Exercise goal: Please rewrite these lines with every "item-checkbox" renamed to "row-checkbox", and leave everything else as it is.

....

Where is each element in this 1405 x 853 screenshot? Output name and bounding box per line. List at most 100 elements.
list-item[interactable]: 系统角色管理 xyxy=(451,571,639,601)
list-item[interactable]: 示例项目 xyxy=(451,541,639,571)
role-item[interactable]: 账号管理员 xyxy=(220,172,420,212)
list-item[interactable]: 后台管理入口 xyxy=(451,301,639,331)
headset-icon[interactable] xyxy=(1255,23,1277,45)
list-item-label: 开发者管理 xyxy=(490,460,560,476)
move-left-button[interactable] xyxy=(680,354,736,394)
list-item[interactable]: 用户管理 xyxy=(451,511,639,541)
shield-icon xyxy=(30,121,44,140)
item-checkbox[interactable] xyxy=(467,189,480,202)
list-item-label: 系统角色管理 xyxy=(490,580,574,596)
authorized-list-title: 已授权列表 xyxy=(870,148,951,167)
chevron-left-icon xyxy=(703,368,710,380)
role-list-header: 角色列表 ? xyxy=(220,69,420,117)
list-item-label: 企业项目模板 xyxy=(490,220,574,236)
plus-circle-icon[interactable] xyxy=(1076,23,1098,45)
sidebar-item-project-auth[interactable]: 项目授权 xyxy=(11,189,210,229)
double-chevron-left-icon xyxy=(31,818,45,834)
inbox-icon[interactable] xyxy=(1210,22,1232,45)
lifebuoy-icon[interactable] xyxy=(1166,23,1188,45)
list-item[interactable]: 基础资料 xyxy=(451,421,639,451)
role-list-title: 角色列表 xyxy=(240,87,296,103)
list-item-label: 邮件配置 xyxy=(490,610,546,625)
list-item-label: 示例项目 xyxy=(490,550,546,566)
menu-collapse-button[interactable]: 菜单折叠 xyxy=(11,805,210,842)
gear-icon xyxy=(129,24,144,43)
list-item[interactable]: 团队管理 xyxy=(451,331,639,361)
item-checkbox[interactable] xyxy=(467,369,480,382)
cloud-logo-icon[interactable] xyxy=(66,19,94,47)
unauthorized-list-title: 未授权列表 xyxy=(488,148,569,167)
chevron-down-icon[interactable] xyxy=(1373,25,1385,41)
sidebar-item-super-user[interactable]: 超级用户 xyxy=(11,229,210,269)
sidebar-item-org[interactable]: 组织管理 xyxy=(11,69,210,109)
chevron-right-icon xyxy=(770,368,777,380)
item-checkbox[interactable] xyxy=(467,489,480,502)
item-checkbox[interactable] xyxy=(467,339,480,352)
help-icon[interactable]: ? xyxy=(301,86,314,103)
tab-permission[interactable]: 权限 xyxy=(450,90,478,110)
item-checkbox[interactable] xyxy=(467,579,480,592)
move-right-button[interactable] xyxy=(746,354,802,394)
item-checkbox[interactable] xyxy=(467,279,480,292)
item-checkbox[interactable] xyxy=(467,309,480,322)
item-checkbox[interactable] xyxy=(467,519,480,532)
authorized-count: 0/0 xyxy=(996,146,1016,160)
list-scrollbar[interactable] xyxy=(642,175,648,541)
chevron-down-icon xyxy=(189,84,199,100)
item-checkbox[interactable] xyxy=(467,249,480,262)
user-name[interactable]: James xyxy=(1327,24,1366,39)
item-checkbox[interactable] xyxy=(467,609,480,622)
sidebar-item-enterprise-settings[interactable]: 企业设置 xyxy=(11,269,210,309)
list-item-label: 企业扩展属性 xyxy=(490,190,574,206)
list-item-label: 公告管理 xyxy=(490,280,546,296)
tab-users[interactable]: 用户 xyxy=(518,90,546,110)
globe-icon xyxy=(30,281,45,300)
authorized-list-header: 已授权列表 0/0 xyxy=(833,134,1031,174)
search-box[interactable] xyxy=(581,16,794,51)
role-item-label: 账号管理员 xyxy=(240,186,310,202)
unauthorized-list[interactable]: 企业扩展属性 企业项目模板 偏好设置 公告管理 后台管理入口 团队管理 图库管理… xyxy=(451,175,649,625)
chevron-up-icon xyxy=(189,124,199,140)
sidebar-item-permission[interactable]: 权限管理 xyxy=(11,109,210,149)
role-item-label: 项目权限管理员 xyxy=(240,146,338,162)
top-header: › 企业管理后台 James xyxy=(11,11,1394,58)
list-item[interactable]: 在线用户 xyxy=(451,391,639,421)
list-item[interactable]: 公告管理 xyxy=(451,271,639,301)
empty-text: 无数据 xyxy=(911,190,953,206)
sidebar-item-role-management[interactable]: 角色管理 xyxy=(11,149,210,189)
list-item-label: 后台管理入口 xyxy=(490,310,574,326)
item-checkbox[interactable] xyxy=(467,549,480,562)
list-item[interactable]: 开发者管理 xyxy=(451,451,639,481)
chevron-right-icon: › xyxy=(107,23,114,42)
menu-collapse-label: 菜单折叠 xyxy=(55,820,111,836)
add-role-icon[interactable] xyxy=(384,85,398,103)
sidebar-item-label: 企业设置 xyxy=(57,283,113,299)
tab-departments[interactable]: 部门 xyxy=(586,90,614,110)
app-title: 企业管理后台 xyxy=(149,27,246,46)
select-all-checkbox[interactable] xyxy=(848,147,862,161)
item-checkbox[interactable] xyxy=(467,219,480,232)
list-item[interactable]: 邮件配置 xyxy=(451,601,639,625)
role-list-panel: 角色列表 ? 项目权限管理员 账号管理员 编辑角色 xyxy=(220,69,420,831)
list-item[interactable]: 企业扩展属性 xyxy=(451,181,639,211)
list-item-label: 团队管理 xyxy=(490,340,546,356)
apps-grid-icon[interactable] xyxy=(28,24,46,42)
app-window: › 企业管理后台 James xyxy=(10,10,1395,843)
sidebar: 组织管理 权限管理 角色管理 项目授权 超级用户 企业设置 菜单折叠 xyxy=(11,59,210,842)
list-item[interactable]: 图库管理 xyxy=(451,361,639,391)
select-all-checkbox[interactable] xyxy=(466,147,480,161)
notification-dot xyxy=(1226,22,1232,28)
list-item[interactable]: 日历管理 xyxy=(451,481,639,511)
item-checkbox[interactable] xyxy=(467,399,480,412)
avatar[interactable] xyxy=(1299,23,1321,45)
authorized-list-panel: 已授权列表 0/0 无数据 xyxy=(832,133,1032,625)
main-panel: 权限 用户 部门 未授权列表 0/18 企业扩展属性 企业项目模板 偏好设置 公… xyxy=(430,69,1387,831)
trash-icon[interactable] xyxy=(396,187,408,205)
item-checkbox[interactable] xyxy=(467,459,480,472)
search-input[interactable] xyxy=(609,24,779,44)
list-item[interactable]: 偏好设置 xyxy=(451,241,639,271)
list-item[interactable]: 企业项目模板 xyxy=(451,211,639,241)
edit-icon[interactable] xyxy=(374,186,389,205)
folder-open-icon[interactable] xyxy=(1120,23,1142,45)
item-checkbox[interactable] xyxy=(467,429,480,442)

....

Result for this task:
Where is each element in this 1405 x 853 screenshot? Output name and bounding box per line. List at most 100 elements.
list-item[interactable]: 系统角色管理 xyxy=(451,571,639,601)
list-item[interactable]: 示例项目 xyxy=(451,541,639,571)
role-item[interactable]: 账号管理员 xyxy=(220,172,420,212)
list-item[interactable]: 后台管理入口 xyxy=(451,301,639,331)
headset-icon[interactable] xyxy=(1255,23,1277,45)
list-item-label: 开发者管理 xyxy=(490,460,560,476)
move-left-button[interactable] xyxy=(680,354,736,394)
list-item[interactable]: 用户管理 xyxy=(451,511,639,541)
shield-icon xyxy=(30,121,44,140)
row-checkbox[interactable] xyxy=(467,189,480,202)
list-item-label: 系统角色管理 xyxy=(490,580,574,596)
authorized-list-title: 已授权列表 xyxy=(870,148,951,167)
chevron-left-icon xyxy=(703,368,710,380)
role-list-header: 角色列表 ? xyxy=(220,69,420,117)
list-item-label: 企业项目模板 xyxy=(490,220,574,236)
plus-circle-icon[interactable] xyxy=(1076,23,1098,45)
sidebar-item-project-auth[interactable]: 项目授权 xyxy=(11,189,210,229)
double-chevron-left-icon xyxy=(31,818,45,834)
inbox-icon[interactable] xyxy=(1210,22,1232,45)
lifebuoy-icon[interactable] xyxy=(1166,23,1188,45)
list-item[interactable]: 基础资料 xyxy=(451,421,639,451)
role-list-title: 角色列表 xyxy=(240,87,296,103)
list-item-label: 邮件配置 xyxy=(490,610,546,625)
list-item-label: 示例项目 xyxy=(490,550,546,566)
menu-collapse-button[interactable]: 菜单折叠 xyxy=(11,805,210,842)
gear-icon xyxy=(129,24,144,43)
list-item[interactable]: 团队管理 xyxy=(451,331,639,361)
row-checkbox[interactable] xyxy=(467,369,480,382)
cloud-logo-icon[interactable] xyxy=(66,19,94,47)
unauthorized-list-title: 未授权列表 xyxy=(488,148,569,167)
chevron-down-icon[interactable] xyxy=(1373,25,1385,41)
sidebar-item-super-user[interactable]: 超级用户 xyxy=(11,229,210,269)
sidebar-item-org[interactable]: 组织管理 xyxy=(11,69,210,109)
chevron-right-icon xyxy=(770,368,777,380)
row-checkbox[interactable] xyxy=(467,489,480,502)
row-checkbox[interactable] xyxy=(467,339,480,352)
help-icon[interactable]: ? xyxy=(301,86,314,103)
tab-permission[interactable]: 权限 xyxy=(450,90,478,110)
row-checkbox[interactable] xyxy=(467,579,480,592)
move-right-button[interactable] xyxy=(746,354,802,394)
row-checkbox[interactable] xyxy=(467,279,480,292)
row-checkbox[interactable] xyxy=(467,309,480,322)
row-checkbox[interactable] xyxy=(467,519,480,532)
authorized-count: 0/0 xyxy=(996,146,1016,160)
list-scrollbar[interactable] xyxy=(642,175,648,541)
chevron-down-icon xyxy=(189,84,199,100)
row-checkbox[interactable] xyxy=(467,249,480,262)
user-name[interactable]: James xyxy=(1327,24,1366,39)
row-checkbox[interactable] xyxy=(467,609,480,622)
sidebar-item-enterprise-settings[interactable]: 企业设置 xyxy=(11,269,210,309)
list-item-label: 企业扩展属性 xyxy=(490,190,574,206)
list-item-label: 公告管理 xyxy=(490,280,546,296)
tab-users[interactable]: 用户 xyxy=(518,90,546,110)
globe-icon xyxy=(30,281,45,300)
authorized-list-header: 已授权列表 0/0 xyxy=(833,134,1031,174)
search-box[interactable] xyxy=(581,16,794,51)
role-item-label: 账号管理员 xyxy=(240,186,310,202)
unauthorized-list[interactable]: 企业扩展属性 企业项目模板 偏好设置 公告管理 后台管理入口 团队管理 图库管理… xyxy=(451,175,649,625)
chevron-up-icon xyxy=(189,124,199,140)
sidebar-item-permission[interactable]: 权限管理 xyxy=(11,109,210,149)
role-item-label: 项目权限管理员 xyxy=(240,146,338,162)
top-header: › 企业管理后台 James xyxy=(11,11,1394,58)
list-item[interactable]: 在线用户 xyxy=(451,391,639,421)
list-item[interactable]: 公告管理 xyxy=(451,271,639,301)
empty-text: 无数据 xyxy=(911,190,953,206)
sidebar-item-role-management[interactable]: 角色管理 xyxy=(11,149,210,189)
list-item-label: 后台管理入口 xyxy=(490,310,574,326)
row-checkbox[interactable] xyxy=(467,549,480,562)
list-item[interactable]: 开发者管理 xyxy=(451,451,639,481)
chevron-right-icon: › xyxy=(107,23,114,42)
menu-collapse-label: 菜单折叠 xyxy=(55,820,111,836)
add-role-icon[interactable] xyxy=(384,85,398,103)
sidebar-item-label: 企业设置 xyxy=(57,283,113,299)
tab-departments[interactable]: 部门 xyxy=(586,90,614,110)
app-title: 企业管理后台 xyxy=(149,27,246,46)
select-all-checkbox[interactable] xyxy=(848,147,862,161)
row-checkbox[interactable] xyxy=(467,219,480,232)
list-item[interactable]: 邮件配置 xyxy=(451,601,639,625)
role-list-panel: 角色列表 ? 项目权限管理员 账号管理员 编辑角色 xyxy=(220,69,420,831)
list-item[interactable]: 企业扩展属性 xyxy=(451,181,639,211)
list-item-label: 团队管理 xyxy=(490,340,546,356)
apps-grid-icon[interactable] xyxy=(28,24,46,42)
app-window: › 企业管理后台 James xyxy=(10,10,1395,843)
sidebar: 组织管理 权限管理 角色管理 项目授权 超级用户 企业设置 菜单折叠 xyxy=(11,59,210,842)
list-item[interactable]: 图库管理 xyxy=(451,361,639,391)
select-all-checkbox[interactable] xyxy=(466,147,480,161)
notification-dot xyxy=(1226,22,1232,28)
list-item[interactable]: 日历管理 xyxy=(451,481,639,511)
row-checkbox[interactable] xyxy=(467,399,480,412)
avatar[interactable] xyxy=(1299,23,1321,45)
authorized-list-panel: 已授权列表 0/0 无数据 xyxy=(832,133,1032,625)
main-panel: 权限 用户 部门 未授权列表 0/18 企业扩展属性 企业项目模板 偏好设置 公… xyxy=(430,69,1387,831)
trash-icon[interactable] xyxy=(396,187,408,205)
row-checkbox[interactable] xyxy=(467,459,480,472)
search-input[interactable] xyxy=(609,24,779,44)
list-item[interactable]: 偏好设置 xyxy=(451,241,639,271)
list-item[interactable]: 企业项目模板 xyxy=(451,211,639,241)
edit-icon[interactable] xyxy=(374,186,389,205)
folder-open-icon[interactable] xyxy=(1120,23,1142,45)
row-checkbox[interactable] xyxy=(467,429,480,442)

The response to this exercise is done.